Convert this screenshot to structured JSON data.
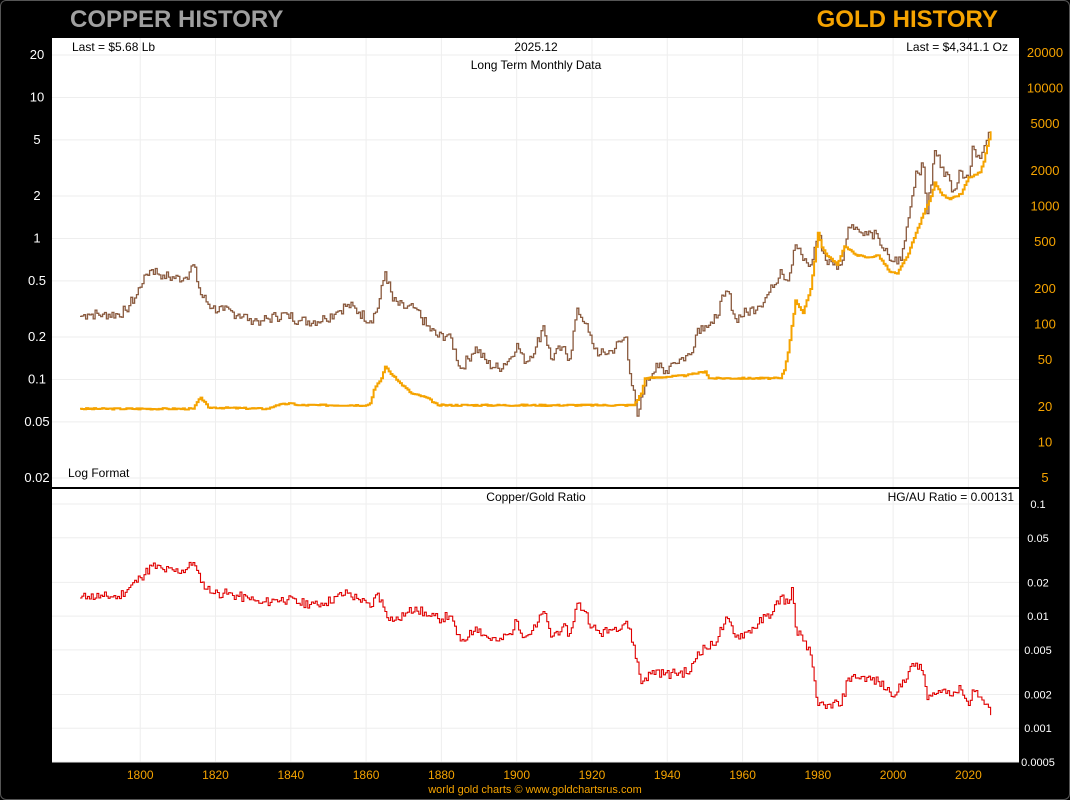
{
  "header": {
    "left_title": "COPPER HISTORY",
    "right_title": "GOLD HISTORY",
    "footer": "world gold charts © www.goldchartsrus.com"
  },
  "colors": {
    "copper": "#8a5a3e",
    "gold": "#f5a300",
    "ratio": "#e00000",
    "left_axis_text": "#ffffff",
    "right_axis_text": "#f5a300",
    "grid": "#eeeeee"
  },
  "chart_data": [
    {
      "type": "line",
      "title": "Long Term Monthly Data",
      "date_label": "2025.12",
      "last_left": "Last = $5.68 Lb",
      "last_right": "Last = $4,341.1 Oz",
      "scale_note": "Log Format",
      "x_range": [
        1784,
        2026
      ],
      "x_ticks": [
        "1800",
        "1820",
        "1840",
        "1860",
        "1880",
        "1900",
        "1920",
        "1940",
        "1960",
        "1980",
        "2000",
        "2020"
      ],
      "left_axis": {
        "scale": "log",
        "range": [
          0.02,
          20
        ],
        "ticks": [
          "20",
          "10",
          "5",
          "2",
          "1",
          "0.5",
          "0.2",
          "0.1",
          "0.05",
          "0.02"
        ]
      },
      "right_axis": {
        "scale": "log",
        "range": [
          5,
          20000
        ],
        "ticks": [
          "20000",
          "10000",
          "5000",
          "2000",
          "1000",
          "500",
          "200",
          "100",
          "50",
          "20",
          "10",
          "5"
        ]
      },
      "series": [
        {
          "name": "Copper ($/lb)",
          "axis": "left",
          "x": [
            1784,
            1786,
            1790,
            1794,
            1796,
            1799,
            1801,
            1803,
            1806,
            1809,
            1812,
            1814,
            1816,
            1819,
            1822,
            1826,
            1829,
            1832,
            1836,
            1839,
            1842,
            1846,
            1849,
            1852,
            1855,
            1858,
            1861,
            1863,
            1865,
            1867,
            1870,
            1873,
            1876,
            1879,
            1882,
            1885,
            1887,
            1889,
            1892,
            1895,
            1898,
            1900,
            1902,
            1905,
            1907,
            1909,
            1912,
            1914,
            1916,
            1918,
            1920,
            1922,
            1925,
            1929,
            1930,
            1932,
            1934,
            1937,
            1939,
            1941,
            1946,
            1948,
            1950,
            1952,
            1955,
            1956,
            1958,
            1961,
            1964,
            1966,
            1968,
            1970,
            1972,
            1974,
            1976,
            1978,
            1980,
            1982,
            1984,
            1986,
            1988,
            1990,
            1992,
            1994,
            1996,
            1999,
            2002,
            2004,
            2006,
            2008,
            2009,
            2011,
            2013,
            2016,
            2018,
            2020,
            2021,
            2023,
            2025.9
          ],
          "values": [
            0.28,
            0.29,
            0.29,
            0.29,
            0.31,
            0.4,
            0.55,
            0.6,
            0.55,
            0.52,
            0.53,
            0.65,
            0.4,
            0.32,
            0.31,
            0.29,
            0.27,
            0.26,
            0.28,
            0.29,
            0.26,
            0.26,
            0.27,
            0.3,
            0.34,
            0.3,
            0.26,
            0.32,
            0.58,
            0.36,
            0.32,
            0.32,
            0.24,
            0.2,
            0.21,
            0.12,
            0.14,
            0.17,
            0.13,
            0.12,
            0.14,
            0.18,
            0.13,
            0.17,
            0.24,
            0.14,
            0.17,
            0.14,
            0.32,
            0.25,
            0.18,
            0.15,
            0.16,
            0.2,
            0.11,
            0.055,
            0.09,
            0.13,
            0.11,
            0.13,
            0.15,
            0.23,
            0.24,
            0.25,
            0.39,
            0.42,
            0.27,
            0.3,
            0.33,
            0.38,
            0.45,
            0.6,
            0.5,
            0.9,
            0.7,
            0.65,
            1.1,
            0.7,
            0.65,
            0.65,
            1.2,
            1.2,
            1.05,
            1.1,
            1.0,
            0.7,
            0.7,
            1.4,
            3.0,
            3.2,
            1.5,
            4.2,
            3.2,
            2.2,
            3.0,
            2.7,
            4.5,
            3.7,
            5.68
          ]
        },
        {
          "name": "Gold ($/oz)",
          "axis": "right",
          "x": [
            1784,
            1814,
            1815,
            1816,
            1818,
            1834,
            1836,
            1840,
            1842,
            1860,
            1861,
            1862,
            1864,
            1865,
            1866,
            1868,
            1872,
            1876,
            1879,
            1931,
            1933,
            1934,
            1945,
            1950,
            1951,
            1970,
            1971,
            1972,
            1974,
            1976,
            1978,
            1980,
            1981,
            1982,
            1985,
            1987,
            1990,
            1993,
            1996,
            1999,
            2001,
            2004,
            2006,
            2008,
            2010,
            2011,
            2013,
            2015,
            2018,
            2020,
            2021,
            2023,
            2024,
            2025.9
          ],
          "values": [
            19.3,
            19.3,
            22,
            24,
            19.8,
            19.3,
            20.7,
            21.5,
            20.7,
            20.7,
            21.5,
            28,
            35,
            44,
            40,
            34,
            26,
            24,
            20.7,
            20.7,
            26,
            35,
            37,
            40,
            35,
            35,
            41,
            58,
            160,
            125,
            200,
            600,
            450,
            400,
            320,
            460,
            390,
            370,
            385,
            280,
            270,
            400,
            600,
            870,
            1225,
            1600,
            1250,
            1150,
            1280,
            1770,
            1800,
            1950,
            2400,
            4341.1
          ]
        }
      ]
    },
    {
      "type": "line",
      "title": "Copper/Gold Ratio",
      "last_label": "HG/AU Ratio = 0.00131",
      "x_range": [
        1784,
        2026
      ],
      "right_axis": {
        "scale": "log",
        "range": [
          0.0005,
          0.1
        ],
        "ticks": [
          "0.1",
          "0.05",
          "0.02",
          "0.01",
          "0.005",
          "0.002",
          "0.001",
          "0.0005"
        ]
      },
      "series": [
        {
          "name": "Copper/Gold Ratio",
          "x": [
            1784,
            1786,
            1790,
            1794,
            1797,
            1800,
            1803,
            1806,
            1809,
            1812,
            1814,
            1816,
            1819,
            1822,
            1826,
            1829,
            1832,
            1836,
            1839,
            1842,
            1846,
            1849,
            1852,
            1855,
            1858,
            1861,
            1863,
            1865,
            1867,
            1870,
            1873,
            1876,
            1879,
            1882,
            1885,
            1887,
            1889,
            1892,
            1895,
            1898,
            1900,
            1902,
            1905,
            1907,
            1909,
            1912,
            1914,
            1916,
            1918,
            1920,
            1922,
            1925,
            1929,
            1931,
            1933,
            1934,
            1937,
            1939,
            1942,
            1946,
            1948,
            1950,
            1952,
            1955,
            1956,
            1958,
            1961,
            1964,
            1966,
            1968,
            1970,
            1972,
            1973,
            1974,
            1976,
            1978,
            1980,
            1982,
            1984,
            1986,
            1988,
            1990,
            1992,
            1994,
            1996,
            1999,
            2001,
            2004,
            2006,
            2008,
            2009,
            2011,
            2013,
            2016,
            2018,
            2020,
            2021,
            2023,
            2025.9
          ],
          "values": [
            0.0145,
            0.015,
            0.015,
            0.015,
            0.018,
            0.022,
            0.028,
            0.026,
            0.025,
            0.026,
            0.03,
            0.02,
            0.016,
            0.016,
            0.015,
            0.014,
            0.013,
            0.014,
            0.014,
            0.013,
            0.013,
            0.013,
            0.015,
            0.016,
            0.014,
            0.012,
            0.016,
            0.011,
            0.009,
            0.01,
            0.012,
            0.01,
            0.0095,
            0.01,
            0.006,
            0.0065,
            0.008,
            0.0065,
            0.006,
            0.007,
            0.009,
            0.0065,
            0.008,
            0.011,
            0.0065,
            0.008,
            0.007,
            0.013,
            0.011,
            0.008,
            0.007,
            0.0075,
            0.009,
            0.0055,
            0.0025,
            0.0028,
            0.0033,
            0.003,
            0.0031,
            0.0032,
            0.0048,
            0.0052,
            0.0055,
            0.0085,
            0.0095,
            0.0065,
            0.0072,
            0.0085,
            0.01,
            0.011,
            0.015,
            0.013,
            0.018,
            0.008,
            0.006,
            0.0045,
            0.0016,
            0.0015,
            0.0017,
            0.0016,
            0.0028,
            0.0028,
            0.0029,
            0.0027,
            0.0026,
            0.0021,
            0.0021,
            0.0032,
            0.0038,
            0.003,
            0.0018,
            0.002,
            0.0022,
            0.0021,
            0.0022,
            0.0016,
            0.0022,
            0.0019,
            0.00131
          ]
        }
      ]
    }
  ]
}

Problem description
Extract each line from the listing that holds the word "HISTORY".

Final result
    "left_title": "COPPER HISTORY",
    "right_title": "GOLD HISTORY",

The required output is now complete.